>> START THE INPUT

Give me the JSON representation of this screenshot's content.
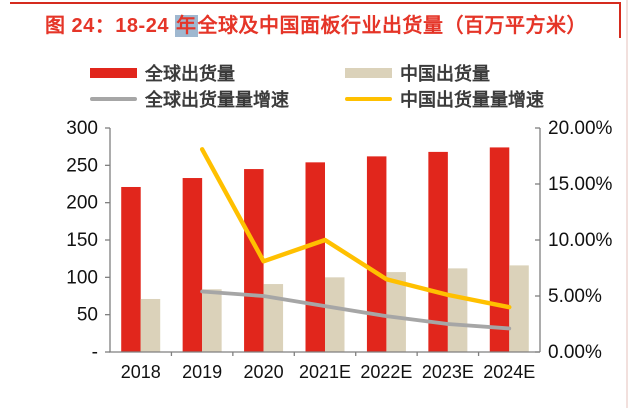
{
  "page": {
    "background": "#FFFFFF"
  },
  "header": {
    "title_prefix": "图 24：18-24 ",
    "title_highlight": "年",
    "title_suffix": "全球及中国面板行业出货量（百万平方米）",
    "title_color": "#E53528",
    "rule_color": "#D52B1E",
    "highlight_bg": "#9FB8D0"
  },
  "chart_data": {
    "type": "bar",
    "title": "18-24 年全球及中国面板行业出货量（百万平方米）",
    "categories": [
      "2018",
      "2019",
      "2020",
      "2021E",
      "2022E",
      "2023E",
      "2024E"
    ],
    "series": [
      {
        "name": "全球出货量",
        "type": "bar",
        "axis": "left",
        "color": "#E1261C",
        "values": [
          221,
          233,
          245,
          254,
          262,
          268,
          274
        ]
      },
      {
        "name": "中国出货量",
        "type": "bar",
        "axis": "left",
        "color": "#DBD2BA",
        "values": [
          71,
          84,
          91,
          100,
          107,
          112,
          116
        ]
      },
      {
        "name": "全球出货量量增速",
        "type": "line",
        "axis": "right",
        "color": "#A6A6A6",
        "values": [
          null,
          5.4,
          5.0,
          4.1,
          3.2,
          2.5,
          2.1
        ]
      },
      {
        "name": "中国出货量量增速",
        "type": "line",
        "axis": "right",
        "color": "#FFC000",
        "values": [
          null,
          18.1,
          8.1,
          10.0,
          6.5,
          5.1,
          4.0
        ]
      }
    ],
    "left_axis": {
      "min": 0,
      "max": 300,
      "ticks": [
        {
          "v": 300,
          "label": "300"
        },
        {
          "v": 250,
          "label": "250"
        },
        {
          "v": 200,
          "label": "200"
        },
        {
          "v": 150,
          "label": "150"
        },
        {
          "v": 100,
          "label": "100"
        },
        {
          "v": 50,
          "label": "50"
        },
        {
          "v": 0,
          "label": "-"
        }
      ]
    },
    "right_axis": {
      "min": 0,
      "max": 20,
      "ticks": [
        {
          "v": 20,
          "label": "20.00%"
        },
        {
          "v": 15,
          "label": "15.00%"
        },
        {
          "v": 10,
          "label": "10.00%"
        },
        {
          "v": 5,
          "label": "5.00%"
        },
        {
          "v": 0,
          "label": "0.00%"
        }
      ]
    },
    "legend_position": "top",
    "grid": false,
    "axis_color": "#7F7F7F",
    "label_color": "#111111"
  }
}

>> END THE INPUT

→ **WHAT YOU WILL DO**:
Strip out the pictures and quote the remaining data word for word.

→ **WRITTEN ANSWER**:
Give me the JSON representation of this screenshot's content.
{
  "page": {
    "background": "#FFFFFF"
  },
  "header": {
    "title_prefix": "图 24：18-24 ",
    "title_highlight": "年",
    "title_suffix": "全球及中国面板行业出货量（百万平方米）",
    "title_color": "#E53528",
    "rule_color": "#D52B1E",
    "highlight_bg": "#9FB8D0"
  },
  "chart_data": {
    "type": "bar",
    "title": "18-24 年全球及中国面板行业出货量（百万平方米）",
    "categories": [
      "2018",
      "2019",
      "2020",
      "2021E",
      "2022E",
      "2023E",
      "2024E"
    ],
    "series": [
      {
        "name": "全球出货量",
        "type": "bar",
        "axis": "left",
        "color": "#E1261C",
        "values": [
          221,
          233,
          245,
          254,
          262,
          268,
          274
        ]
      },
      {
        "name": "中国出货量",
        "type": "bar",
        "axis": "left",
        "color": "#DBD2BA",
        "values": [
          71,
          84,
          91,
          100,
          107,
          112,
          116
        ]
      },
      {
        "name": "全球出货量量增速",
        "type": "line",
        "axis": "right",
        "color": "#A6A6A6",
        "values": [
          null,
          5.4,
          5.0,
          4.1,
          3.2,
          2.5,
          2.1
        ]
      },
      {
        "name": "中国出货量量增速",
        "type": "line",
        "axis": "right",
        "color": "#FFC000",
        "values": [
          null,
          18.1,
          8.1,
          10.0,
          6.5,
          5.1,
          4.0
        ]
      }
    ],
    "left_axis": {
      "min": 0,
      "max": 300,
      "ticks": [
        {
          "v": 300,
          "label": "300"
        },
        {
          "v": 250,
          "label": "250"
        },
        {
          "v": 200,
          "label": "200"
        },
        {
          "v": 150,
          "label": "150"
        },
        {
          "v": 100,
          "label": "100"
        },
        {
          "v": 50,
          "label": "50"
        },
        {
          "v": 0,
          "label": "-"
        }
      ]
    },
    "right_axis": {
      "min": 0,
      "max": 20,
      "ticks": [
        {
          "v": 20,
          "label": "20.00%"
        },
        {
          "v": 15,
          "label": "15.00%"
        },
        {
          "v": 10,
          "label": "10.00%"
        },
        {
          "v": 5,
          "label": "5.00%"
        },
        {
          "v": 0,
          "label": "0.00%"
        }
      ]
    },
    "legend_position": "top",
    "grid": false,
    "axis_color": "#7F7F7F",
    "label_color": "#111111"
  }
}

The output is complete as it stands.